### [REQUIRED WORK]
Verbatim output of all the material below is required.

### [DATA ROWS]
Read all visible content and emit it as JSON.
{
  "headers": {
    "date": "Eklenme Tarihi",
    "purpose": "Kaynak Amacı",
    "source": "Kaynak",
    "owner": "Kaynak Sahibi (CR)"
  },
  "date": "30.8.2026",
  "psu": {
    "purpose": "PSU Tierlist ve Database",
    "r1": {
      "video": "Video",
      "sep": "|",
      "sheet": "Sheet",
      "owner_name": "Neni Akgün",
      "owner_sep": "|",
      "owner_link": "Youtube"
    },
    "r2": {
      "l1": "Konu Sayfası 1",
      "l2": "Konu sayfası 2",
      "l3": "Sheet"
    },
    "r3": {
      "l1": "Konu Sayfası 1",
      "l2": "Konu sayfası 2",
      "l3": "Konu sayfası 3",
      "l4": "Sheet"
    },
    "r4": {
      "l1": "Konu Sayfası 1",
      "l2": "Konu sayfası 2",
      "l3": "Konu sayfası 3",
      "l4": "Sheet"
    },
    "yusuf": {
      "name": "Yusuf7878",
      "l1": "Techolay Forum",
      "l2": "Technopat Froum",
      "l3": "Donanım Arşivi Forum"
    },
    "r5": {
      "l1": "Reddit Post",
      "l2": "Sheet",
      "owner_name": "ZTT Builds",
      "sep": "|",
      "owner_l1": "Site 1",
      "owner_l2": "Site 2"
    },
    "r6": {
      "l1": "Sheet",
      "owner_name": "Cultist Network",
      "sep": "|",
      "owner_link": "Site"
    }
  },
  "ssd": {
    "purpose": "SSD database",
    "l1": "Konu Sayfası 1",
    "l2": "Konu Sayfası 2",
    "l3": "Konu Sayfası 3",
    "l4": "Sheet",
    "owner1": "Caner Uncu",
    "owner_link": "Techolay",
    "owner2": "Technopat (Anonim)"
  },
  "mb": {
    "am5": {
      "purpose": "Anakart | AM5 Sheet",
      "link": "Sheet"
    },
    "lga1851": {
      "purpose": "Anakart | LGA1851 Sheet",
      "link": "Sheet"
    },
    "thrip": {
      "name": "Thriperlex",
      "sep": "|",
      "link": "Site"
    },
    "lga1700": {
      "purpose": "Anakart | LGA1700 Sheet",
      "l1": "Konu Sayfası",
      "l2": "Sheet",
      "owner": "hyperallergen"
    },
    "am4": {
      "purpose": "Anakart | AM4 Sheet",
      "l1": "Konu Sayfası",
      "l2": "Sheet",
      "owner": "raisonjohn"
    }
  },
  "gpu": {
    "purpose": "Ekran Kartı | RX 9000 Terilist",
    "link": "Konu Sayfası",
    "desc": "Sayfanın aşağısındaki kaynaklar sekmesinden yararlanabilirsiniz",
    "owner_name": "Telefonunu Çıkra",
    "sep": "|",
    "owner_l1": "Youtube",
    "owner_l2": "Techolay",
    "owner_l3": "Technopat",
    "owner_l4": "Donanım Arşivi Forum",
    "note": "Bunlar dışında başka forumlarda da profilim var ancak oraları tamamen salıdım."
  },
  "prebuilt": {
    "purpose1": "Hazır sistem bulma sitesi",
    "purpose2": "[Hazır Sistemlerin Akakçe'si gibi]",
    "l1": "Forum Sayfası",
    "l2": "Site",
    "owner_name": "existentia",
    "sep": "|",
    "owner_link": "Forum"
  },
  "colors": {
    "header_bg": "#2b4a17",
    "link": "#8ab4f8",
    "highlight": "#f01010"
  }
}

### [SOLUTION TO THIS EXERCISE]
Read all visible content and emit it as JSON.
{
  "headers": {
    "date": "Eklenme Tarihi",
    "purpose": "Kaynak Amacı",
    "source": "Kaynak",
    "owner": "Kaynak Sahibi (CR)"
  },
  "date": "30.8.2026",
  "psu": {
    "purpose": "PSU Tierlist ve Database",
    "r1": {
      "video": "Video",
      "sep": "|",
      "sheet": "Sheet",
      "owner_name": "Neni Akgün",
      "owner_sep": "|",
      "owner_link": "Youtube"
    },
    "r2": {
      "l1": "Konu Sayfası 1",
      "l2": "Konu sayfası 2",
      "l3": "Sheet"
    },
    "r3": {
      "l1": "Konu Sayfası 1",
      "l2": "Konu sayfası 2",
      "l3": "Konu sayfası 3",
      "l4": "Sheet"
    },
    "r4": {
      "l1": "Konu Sayfası 1",
      "l2": "Konu sayfası 2",
      "l3": "Konu sayfası 3",
      "l4": "Sheet"
    },
    "yusuf": {
      "name": "Yusuf7878",
      "l1": "Techolay Forum",
      "l2": "Technopat Froum",
      "l3": "Donanım Arşivi Forum"
    },
    "r5": {
      "l1": "Reddit Post",
      "l2": "Sheet",
      "owner_name": "ZTT Builds",
      "sep": "|",
      "owner_l1": "Site 1",
      "owner_l2": "Site 2"
    },
    "r6": {
      "l1": "Sheet",
      "owner_name": "Cultist Network",
      "sep": "|",
      "owner_link": "Site"
    }
  },
  "ssd": {
    "purpose": "SSD database",
    "l1": "Konu Sayfası 1",
    "l2": "Konu Sayfası 2",
    "l3": "Konu Sayfası 3",
    "l4": "Sheet",
    "owner1": "Caner Uncu",
    "owner_link": "Techolay",
    "owner2": "Technopat (Anonim)"
  },
  "mb": {
    "am5": {
      "purpose": "Anakart | AM5 Sheet",
      "link": "Sheet"
    },
    "lga1851": {
      "purpose": "Anakart | LGA1851 Sheet",
      "link": "Sheet"
    },
    "thrip": {
      "name": "Thriperlex",
      "sep": "|",
      "link": "Site"
    },
    "lga1700": {
      "purpose": "Anakart | LGA1700 Sheet",
      "l1": "Konu Sayfası",
      "l2": "Sheet",
      "owner": "hyperallergen"
    },
    "am4": {
      "purpose": "Anakart | AM4 Sheet",
      "l1": "Konu Sayfası",
      "l2": "Sheet",
      "owner": "raisonjohn"
    }
  },
  "gpu": {
    "purpose": "Ekran Kartı | RX 9000 Terilist",
    "link": "Konu Sayfası",
    "desc": "Sayfanın aşağısındaki kaynaklar sekmesinden yararlanabilirsiniz",
    "owner_name": "Telefonunu Çıkra",
    "sep": "|",
    "owner_l1": "Youtube",
    "owner_l2": "Techolay",
    "owner_l3": "Technopat",
    "owner_l4": "Donanım Arşivi Forum",
    "note": "Bunlar dışında başka forumlarda da profilim var ancak oraları tamamen salıdım."
  },
  "prebuilt": {
    "purpose1": "Hazır sistem bulma sitesi",
    "purpose2": "[Hazır Sistemlerin Akakçe'si gibi]",
    "l1": "Forum Sayfası",
    "l2": "Site",
    "owner_name": "existentia",
    "sep": "|",
    "owner_link": "Forum"
  },
  "colors": {
    "header_bg": "#2b4a17",
    "link": "#8ab4f8",
    "highlight": "#f01010"
  }
}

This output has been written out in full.